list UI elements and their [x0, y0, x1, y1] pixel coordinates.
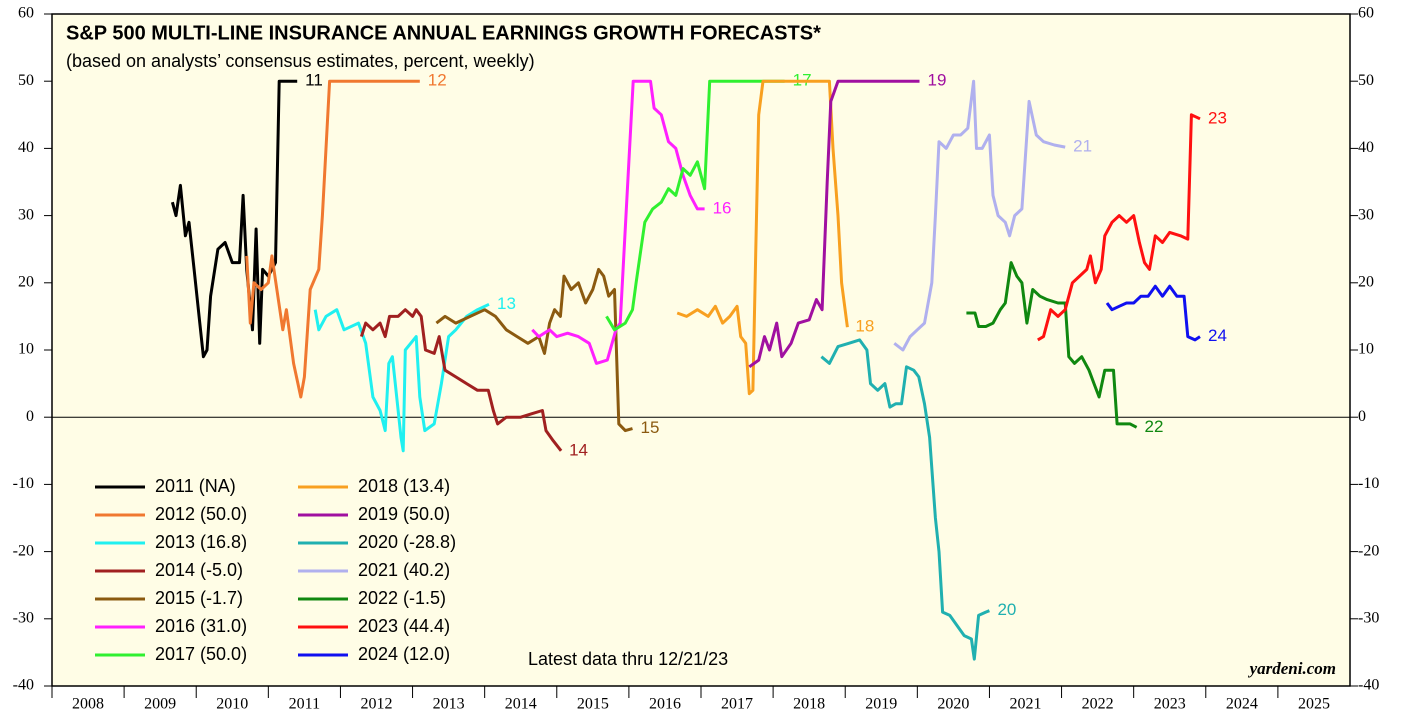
x-tick-label: 2016 — [649, 696, 681, 713]
y-tick-label: -40 — [13, 677, 34, 694]
end-label: 24 — [1208, 326, 1227, 345]
y-tick-label: -30 — [13, 609, 34, 626]
y-tick-label: 40 — [18, 139, 34, 156]
y2-tick-label: 40 — [1358, 139, 1374, 156]
y2-tick-label: 20 — [1358, 273, 1374, 290]
legend-label: 2019 (50.0) — [358, 504, 450, 524]
chart-subtitle: (based on analysts’ consensus estimates,… — [66, 51, 535, 71]
x-tick-label: 2024 — [1226, 696, 1258, 713]
legend-label: 2013 (16.8) — [155, 532, 247, 552]
legend-label: 2024 (12.0) — [358, 644, 450, 664]
y2-tick-label: -10 — [1358, 475, 1379, 492]
note: Latest data thru 12/21/23 — [528, 649, 728, 669]
end-label: 11 — [305, 71, 323, 90]
end-label: 14 — [569, 440, 588, 459]
y2-tick-label: -20 — [1358, 542, 1379, 559]
x-tick-label: 2010 — [216, 696, 248, 713]
y-tick-label: -10 — [13, 475, 34, 492]
y-tick-label: 0 — [26, 408, 34, 425]
series-line — [531, 79, 705, 365]
series-line — [676, 79, 849, 396]
y2-tick-label: 60 — [1358, 5, 1374, 22]
end-label: 19 — [927, 71, 946, 90]
y-tick-label: 60 — [18, 5, 34, 22]
y-tick-label: 20 — [18, 273, 34, 290]
y2-tick-label: 30 — [1358, 206, 1374, 223]
y2-tick-label: 0 — [1358, 408, 1366, 425]
end-label: 21 — [1073, 137, 1092, 156]
legend-label: 2020 (-28.8) — [358, 532, 456, 552]
x-tick-label: 2025 — [1298, 696, 1330, 713]
end-label: 20 — [997, 600, 1016, 619]
y2-tick-label: -40 — [1358, 677, 1379, 694]
legend-label: 2016 (31.0) — [155, 616, 247, 636]
x-tick-label: 2008 — [72, 696, 104, 713]
series-line — [748, 79, 920, 369]
x-tick-label: 2009 — [144, 696, 176, 713]
series-line — [1037, 113, 1201, 342]
x-tick-label: 2021 — [1010, 696, 1042, 713]
end-label: 23 — [1208, 108, 1227, 127]
end-label: 18 — [855, 317, 874, 336]
legend-label: 2012 (50.0) — [155, 504, 247, 524]
legend-label: 2015 (-1.7) — [155, 588, 243, 608]
end-label: 13 — [497, 294, 516, 313]
series-line — [313, 302, 490, 453]
y2-tick-label: -30 — [1358, 609, 1379, 626]
legend-label: 2023 (44.4) — [358, 616, 450, 636]
series-line — [435, 267, 633, 433]
x-tick-label: 2012 — [361, 696, 393, 713]
x-tick-label: 2017 — [721, 696, 753, 713]
x-tick-label: 2015 — [577, 696, 609, 713]
series-line — [359, 308, 563, 452]
x-tick-label: 2023 — [1154, 696, 1186, 713]
x-tick-label: 2020 — [937, 696, 969, 713]
source: yardeni.com — [1248, 659, 1336, 678]
legend-label: 2022 (-1.5) — [358, 588, 446, 608]
legend-label: 2014 (-5.0) — [155, 560, 243, 580]
y-tick-label: -20 — [13, 542, 34, 559]
y2-tick-label: 10 — [1358, 341, 1374, 358]
end-label: 12 — [428, 71, 447, 90]
series-line — [893, 79, 1066, 352]
series-line — [605, 79, 785, 332]
y-tick-label: 30 — [18, 206, 34, 223]
end-label: 15 — [640, 418, 659, 437]
plot-area — [51, 13, 1351, 687]
y-tick-label: 50 — [18, 72, 34, 89]
y-tick-label: 10 — [18, 341, 34, 358]
series-line — [1105, 284, 1201, 342]
legend-label: 2017 (50.0) — [155, 644, 247, 664]
x-tick-label: 2022 — [1082, 696, 1114, 713]
series-line — [170, 79, 298, 359]
x-tick-label: 2011 — [289, 696, 320, 713]
x-tick-label: 2014 — [505, 696, 537, 713]
x-tick-label: 2019 — [865, 696, 897, 713]
series-line — [966, 261, 1138, 429]
series-line — [245, 79, 420, 399]
y2-tick-label: 50 — [1358, 72, 1374, 89]
x-tick-label: 2018 — [793, 696, 825, 713]
end-label: 22 — [1145, 417, 1164, 436]
legend-label: 2018 (13.4) — [358, 476, 450, 496]
x-tick-label: 2013 — [433, 696, 465, 713]
end-label: 16 — [713, 198, 732, 217]
series-line — [820, 338, 990, 661]
chart-title: S&P 500 MULTI-LINE INSURANCE ANNUAL EARN… — [66, 22, 821, 44]
legend-label: 2021 (40.2) — [358, 560, 450, 580]
legend-label: 2011 (NA) — [155, 476, 236, 496]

——————

__Given task__:
Give back every line of the items above word for word, omitting the pictures.

__Solved problem__:
list UI elements and their [x0, y0, x1, y1] pixel coordinates.
x-tick-label: 2016 — [649, 696, 681, 713]
y-tick-label: -40 — [13, 677, 34, 694]
end-label: 24 — [1208, 326, 1227, 345]
y-tick-label: -30 — [13, 609, 34, 626]
y-tick-label: 40 — [18, 139, 34, 156]
y2-tick-label: 40 — [1358, 139, 1374, 156]
y2-tick-label: 20 — [1358, 273, 1374, 290]
legend-label: 2019 (50.0) — [358, 504, 450, 524]
chart-subtitle: (based on analysts’ consensus estimates,… — [66, 51, 535, 71]
x-tick-label: 2024 — [1226, 696, 1258, 713]
legend-label: 2013 (16.8) — [155, 532, 247, 552]
legend-label: 2024 (12.0) — [358, 644, 450, 664]
y2-tick-label: -10 — [1358, 475, 1379, 492]
note: Latest data thru 12/21/23 — [528, 649, 728, 669]
end-label: 11 — [305, 71, 323, 90]
end-label: 14 — [569, 440, 588, 459]
y2-tick-label: -20 — [1358, 542, 1379, 559]
x-tick-label: 2010 — [216, 696, 248, 713]
y-tick-label: -10 — [13, 475, 34, 492]
y-tick-label: 0 — [26, 408, 34, 425]
series-line — [531, 79, 705, 365]
series-line — [676, 79, 849, 396]
y2-tick-label: 60 — [1358, 5, 1374, 22]
end-label: 19 — [927, 71, 946, 90]
y-tick-label: 60 — [18, 5, 34, 22]
y-tick-label: 20 — [18, 273, 34, 290]
y2-tick-label: 30 — [1358, 206, 1374, 223]
y2-tick-label: 0 — [1358, 408, 1366, 425]
end-label: 21 — [1073, 137, 1092, 156]
legend-label: 2020 (-28.8) — [358, 532, 456, 552]
x-tick-label: 2025 — [1298, 696, 1330, 713]
end-label: 20 — [997, 600, 1016, 619]
y2-tick-label: -40 — [1358, 677, 1379, 694]
legend-label: 2016 (31.0) — [155, 616, 247, 636]
x-tick-label: 2008 — [72, 696, 104, 713]
series-line — [748, 79, 920, 369]
x-tick-label: 2009 — [144, 696, 176, 713]
series-line — [1037, 113, 1201, 342]
x-tick-label: 2021 — [1010, 696, 1042, 713]
end-label: 23 — [1208, 108, 1227, 127]
end-label: 18 — [855, 317, 874, 336]
legend-label: 2012 (50.0) — [155, 504, 247, 524]
legend-label: 2015 (-1.7) — [155, 588, 243, 608]
end-label: 13 — [497, 294, 516, 313]
series-line — [313, 302, 490, 453]
y2-tick-label: -30 — [1358, 609, 1379, 626]
legend-label: 2023 (44.4) — [358, 616, 450, 636]
series-line — [435, 267, 633, 433]
x-tick-label: 2012 — [361, 696, 393, 713]
x-tick-label: 2017 — [721, 696, 753, 713]
x-tick-label: 2015 — [577, 696, 609, 713]
series-line — [359, 308, 563, 452]
x-tick-label: 2023 — [1154, 696, 1186, 713]
x-tick-label: 2020 — [937, 696, 969, 713]
source: yardeni.com — [1248, 659, 1336, 678]
legend-label: 2022 (-1.5) — [358, 588, 446, 608]
legend-label: 2014 (-5.0) — [155, 560, 243, 580]
y-tick-label: -20 — [13, 542, 34, 559]
y2-tick-label: 10 — [1358, 341, 1374, 358]
end-label: 12 — [428, 71, 447, 90]
series-line — [893, 79, 1066, 352]
series-line — [605, 79, 785, 332]
y-tick-label: 30 — [18, 206, 34, 223]
end-label: 15 — [640, 418, 659, 437]
plot-area — [51, 13, 1351, 687]
y-tick-label: 50 — [18, 72, 34, 89]
y-tick-label: 10 — [18, 341, 34, 358]
series-line — [1105, 284, 1201, 342]
legend-label: 2017 (50.0) — [155, 644, 247, 664]
x-tick-label: 2022 — [1082, 696, 1114, 713]
series-line — [170, 79, 298, 359]
x-tick-label: 2011 — [289, 696, 320, 713]
x-tick-label: 2014 — [505, 696, 537, 713]
x-tick-label: 2019 — [865, 696, 897, 713]
series-line — [966, 261, 1138, 429]
series-line — [245, 79, 420, 399]
y2-tick-label: 50 — [1358, 72, 1374, 89]
x-tick-label: 2018 — [793, 696, 825, 713]
end-label: 22 — [1145, 417, 1164, 436]
legend-label: 2018 (13.4) — [358, 476, 450, 496]
x-tick-label: 2013 — [433, 696, 465, 713]
end-label: 16 — [713, 198, 732, 217]
series-line — [820, 338, 990, 661]
chart-title: S&P 500 MULTI-LINE INSURANCE ANNUAL EARN… — [66, 22, 821, 44]
legend-label: 2021 (40.2) — [358, 560, 450, 580]
legend-label: 2011 (NA) — [155, 476, 236, 496]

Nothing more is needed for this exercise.